(WRITTEN INSTRUCTION):
Using the entries that follow, state how many lines contain the word "this". The response is that number and nothing more.

(TASK DATA):
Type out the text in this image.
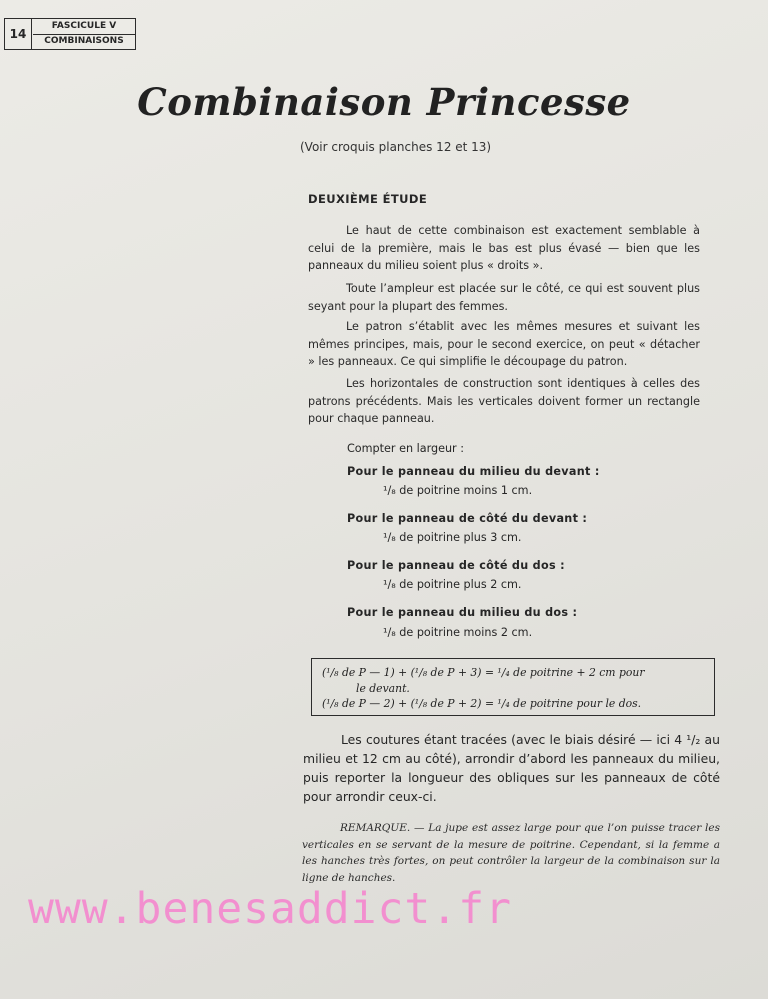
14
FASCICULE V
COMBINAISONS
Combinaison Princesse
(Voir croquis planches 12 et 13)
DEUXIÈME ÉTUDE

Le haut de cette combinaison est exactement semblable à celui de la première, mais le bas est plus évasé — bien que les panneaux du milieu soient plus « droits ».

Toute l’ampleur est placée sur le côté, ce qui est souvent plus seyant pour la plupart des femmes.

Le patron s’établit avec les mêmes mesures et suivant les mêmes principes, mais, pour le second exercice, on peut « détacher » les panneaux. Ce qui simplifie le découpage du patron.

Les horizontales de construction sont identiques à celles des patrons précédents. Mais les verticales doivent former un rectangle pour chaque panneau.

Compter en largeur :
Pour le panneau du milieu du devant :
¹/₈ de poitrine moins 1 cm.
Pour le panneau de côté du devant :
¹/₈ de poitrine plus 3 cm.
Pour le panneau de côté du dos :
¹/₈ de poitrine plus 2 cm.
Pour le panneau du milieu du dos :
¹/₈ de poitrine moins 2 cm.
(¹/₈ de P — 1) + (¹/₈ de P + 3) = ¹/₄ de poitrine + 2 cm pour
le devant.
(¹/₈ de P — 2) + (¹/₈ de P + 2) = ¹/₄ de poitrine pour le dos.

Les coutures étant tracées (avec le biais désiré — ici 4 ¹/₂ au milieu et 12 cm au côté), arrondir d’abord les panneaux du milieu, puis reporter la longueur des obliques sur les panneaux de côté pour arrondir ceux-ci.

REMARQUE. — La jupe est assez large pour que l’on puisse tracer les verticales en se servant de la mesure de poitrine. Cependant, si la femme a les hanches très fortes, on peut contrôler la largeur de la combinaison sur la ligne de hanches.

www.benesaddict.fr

==

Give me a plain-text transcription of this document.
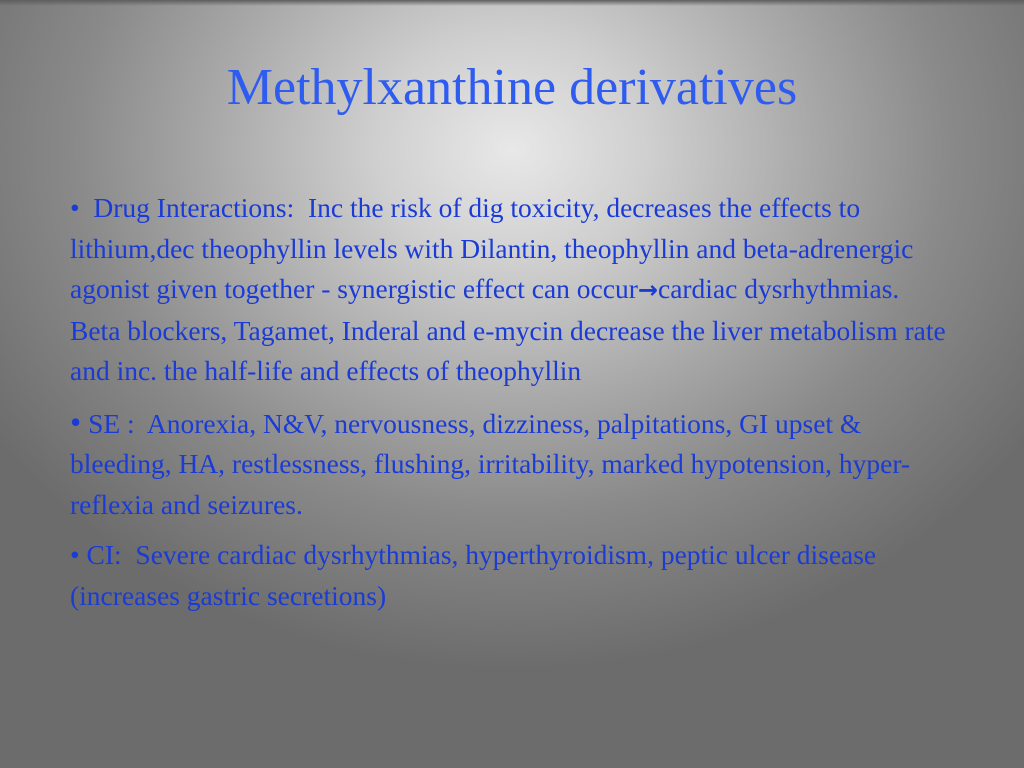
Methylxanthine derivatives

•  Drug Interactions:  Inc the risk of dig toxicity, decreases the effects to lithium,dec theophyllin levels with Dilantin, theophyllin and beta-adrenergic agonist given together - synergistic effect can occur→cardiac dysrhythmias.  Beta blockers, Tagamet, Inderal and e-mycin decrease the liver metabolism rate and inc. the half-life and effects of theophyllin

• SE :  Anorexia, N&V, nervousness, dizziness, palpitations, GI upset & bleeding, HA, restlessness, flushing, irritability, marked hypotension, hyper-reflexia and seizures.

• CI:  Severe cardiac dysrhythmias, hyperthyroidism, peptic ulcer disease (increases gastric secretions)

(RIGHT ANSWER):
2